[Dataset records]
--- Begin ---

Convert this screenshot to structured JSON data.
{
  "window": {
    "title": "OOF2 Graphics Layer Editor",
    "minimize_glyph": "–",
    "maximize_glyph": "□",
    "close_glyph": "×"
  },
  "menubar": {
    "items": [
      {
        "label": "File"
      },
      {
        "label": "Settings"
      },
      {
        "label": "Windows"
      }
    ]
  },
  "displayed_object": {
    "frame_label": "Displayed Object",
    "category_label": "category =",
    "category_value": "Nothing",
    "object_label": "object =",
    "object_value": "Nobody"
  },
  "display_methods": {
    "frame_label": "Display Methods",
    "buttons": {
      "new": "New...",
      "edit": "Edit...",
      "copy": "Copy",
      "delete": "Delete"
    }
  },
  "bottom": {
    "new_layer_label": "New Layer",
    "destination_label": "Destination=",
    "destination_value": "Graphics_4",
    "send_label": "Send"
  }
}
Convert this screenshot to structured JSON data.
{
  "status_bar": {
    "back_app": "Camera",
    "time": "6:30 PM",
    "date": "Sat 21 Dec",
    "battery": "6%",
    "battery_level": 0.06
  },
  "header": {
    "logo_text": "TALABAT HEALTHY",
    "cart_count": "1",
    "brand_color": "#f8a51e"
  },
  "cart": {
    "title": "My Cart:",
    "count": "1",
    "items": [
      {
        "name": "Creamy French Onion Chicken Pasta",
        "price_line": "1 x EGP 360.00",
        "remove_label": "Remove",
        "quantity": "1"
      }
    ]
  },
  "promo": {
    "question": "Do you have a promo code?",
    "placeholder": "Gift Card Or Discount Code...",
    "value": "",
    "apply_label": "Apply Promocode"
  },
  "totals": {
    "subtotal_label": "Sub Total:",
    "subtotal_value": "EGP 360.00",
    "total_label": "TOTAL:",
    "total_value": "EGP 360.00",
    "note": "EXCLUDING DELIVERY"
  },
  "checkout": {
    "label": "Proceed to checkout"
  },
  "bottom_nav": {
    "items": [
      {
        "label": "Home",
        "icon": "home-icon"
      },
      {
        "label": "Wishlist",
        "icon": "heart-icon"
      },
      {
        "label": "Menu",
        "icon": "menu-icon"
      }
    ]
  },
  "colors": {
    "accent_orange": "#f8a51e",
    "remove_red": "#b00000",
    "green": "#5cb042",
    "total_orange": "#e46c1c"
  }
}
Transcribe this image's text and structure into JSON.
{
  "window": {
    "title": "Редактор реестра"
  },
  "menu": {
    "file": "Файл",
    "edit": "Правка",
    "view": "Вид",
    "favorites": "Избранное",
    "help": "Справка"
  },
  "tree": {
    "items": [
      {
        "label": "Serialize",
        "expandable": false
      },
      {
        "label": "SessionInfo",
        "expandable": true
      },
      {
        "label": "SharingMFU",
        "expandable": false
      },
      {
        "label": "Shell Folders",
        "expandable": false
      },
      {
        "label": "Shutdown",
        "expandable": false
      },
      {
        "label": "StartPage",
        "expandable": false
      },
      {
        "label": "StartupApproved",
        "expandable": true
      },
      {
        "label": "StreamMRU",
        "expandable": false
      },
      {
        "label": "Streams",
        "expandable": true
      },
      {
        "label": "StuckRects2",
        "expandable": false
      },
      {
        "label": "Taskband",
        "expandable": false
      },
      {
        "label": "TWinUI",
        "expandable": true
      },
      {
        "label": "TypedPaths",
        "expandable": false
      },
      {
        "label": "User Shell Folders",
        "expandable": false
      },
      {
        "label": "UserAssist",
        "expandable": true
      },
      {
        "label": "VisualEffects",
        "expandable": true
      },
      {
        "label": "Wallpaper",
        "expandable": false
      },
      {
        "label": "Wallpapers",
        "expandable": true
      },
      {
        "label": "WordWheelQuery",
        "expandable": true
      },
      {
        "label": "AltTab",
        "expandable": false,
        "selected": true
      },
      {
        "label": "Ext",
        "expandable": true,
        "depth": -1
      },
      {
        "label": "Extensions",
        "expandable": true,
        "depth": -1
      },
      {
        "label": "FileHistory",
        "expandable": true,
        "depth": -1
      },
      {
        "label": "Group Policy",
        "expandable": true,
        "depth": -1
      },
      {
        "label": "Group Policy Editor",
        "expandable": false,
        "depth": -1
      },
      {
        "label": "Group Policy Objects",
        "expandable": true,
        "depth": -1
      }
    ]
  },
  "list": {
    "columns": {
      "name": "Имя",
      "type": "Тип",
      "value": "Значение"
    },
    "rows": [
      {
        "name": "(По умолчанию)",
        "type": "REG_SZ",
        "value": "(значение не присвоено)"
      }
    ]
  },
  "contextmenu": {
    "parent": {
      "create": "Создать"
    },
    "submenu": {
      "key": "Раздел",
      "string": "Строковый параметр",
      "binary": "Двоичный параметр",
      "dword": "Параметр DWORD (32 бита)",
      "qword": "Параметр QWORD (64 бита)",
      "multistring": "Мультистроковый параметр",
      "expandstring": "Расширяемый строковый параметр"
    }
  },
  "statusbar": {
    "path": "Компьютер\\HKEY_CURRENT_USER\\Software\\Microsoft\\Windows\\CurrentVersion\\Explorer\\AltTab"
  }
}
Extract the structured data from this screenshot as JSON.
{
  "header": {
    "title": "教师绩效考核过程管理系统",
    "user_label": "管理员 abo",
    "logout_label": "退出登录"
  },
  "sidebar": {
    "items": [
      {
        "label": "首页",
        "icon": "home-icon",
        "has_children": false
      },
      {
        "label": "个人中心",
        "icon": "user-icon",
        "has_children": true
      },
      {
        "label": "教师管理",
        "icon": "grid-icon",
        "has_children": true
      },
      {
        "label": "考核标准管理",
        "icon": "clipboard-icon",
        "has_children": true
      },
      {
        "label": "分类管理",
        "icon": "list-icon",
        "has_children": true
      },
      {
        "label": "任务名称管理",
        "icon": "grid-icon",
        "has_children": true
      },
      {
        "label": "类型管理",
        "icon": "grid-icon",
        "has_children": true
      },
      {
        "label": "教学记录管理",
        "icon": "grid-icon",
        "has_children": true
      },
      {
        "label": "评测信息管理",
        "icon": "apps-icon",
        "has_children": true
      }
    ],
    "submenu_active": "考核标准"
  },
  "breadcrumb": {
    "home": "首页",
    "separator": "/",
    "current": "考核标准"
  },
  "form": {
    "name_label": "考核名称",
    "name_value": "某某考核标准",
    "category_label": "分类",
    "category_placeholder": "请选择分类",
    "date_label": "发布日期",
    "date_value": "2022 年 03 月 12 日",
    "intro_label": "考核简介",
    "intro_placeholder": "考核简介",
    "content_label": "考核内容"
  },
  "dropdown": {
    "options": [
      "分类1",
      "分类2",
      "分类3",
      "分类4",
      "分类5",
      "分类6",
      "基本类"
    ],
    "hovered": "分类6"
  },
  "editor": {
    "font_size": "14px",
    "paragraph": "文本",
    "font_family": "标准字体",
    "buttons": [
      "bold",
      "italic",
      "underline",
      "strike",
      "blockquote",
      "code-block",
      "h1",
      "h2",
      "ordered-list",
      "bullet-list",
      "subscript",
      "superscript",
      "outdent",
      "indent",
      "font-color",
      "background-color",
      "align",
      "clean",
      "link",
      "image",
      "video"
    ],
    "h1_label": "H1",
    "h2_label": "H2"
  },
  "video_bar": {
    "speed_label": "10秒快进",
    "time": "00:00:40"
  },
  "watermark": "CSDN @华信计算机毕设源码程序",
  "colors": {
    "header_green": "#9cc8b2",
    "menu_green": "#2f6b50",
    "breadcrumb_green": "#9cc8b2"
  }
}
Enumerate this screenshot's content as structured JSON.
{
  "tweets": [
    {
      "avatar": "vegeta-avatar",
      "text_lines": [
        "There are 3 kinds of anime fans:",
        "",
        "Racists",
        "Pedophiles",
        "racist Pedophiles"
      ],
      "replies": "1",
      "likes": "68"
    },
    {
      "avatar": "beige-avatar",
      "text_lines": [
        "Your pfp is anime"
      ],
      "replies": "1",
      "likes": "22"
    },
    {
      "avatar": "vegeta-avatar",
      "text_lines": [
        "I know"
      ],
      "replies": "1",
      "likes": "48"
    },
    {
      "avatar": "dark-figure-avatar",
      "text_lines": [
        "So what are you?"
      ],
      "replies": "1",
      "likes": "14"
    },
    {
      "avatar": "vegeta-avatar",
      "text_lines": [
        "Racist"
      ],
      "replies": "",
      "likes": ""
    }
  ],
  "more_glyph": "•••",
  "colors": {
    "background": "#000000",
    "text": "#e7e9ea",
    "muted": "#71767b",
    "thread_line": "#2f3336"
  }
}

--- End ---

__GIVEN REQUEST__. Identify the lines above with the word "anime". Copy them.

__IN RESPONSE__.
        "There are 3 kinds of anime fans:",
        "Your pfp is anime"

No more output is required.